Stated problem →
Please print every record below exactly as it appears.

(Raw records)

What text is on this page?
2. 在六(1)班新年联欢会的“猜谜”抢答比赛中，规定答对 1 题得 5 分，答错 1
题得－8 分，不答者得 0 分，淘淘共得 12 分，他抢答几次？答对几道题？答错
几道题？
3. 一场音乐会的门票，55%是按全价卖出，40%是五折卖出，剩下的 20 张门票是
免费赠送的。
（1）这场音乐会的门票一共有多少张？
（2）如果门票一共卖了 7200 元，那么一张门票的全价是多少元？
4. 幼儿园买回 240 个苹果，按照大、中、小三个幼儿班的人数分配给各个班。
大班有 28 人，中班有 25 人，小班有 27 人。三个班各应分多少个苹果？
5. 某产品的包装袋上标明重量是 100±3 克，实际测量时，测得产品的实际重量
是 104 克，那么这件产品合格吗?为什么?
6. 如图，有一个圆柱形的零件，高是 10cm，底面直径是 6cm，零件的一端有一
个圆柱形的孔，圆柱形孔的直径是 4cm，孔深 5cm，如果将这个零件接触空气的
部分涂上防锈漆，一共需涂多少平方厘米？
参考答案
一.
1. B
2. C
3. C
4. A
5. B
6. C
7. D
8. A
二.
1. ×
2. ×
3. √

Final result →
What text is on this page?
2. 在六(1)班新年联欢会的“猜谜”抢答比赛中，规定答对 1 题得 5 分，答错 1
题得－8 分，不答者得 0 分，淘淘共得 12 分，他抢答几次？答对几道题？答错
几道题？
3. 一场音乐会的门票，55%是按全价卖出，40%是五折卖出，剩下的 20 张门票是
免费赠送的。
（1）这场音乐会的门票一共有多少张？
（2）如果门票一共卖了 7200 元，那么一张门票的全价是多少元？
4. 幼儿园买回 240 个苹果，按照大、中、小三个幼儿班的人数分配给各个班。
大班有 28 人，中班有 25 人，小班有 27 人。三个班各应分多少个苹果？
5. 某产品的包装袋上标明重量是 100±3 克，实际测量时，测得产品的实际重量
是 104 克，那么这件产品合格吗?为什么?
6. 如图，有一个圆柱形的零件，高是 10cm，底面直径是 6cm，零件的一端有一
个圆柱形的孔，圆柱形孔的直径是 4cm，孔深 5cm，如果将这个零件接触空气的
部分涂上防锈漆，一共需涂多少平方厘米？
参考答案
一.
1. B
2. C
3. C
4. A
5. B
6. C
7. D
8. A
二.
1. ×
2. ×
3. √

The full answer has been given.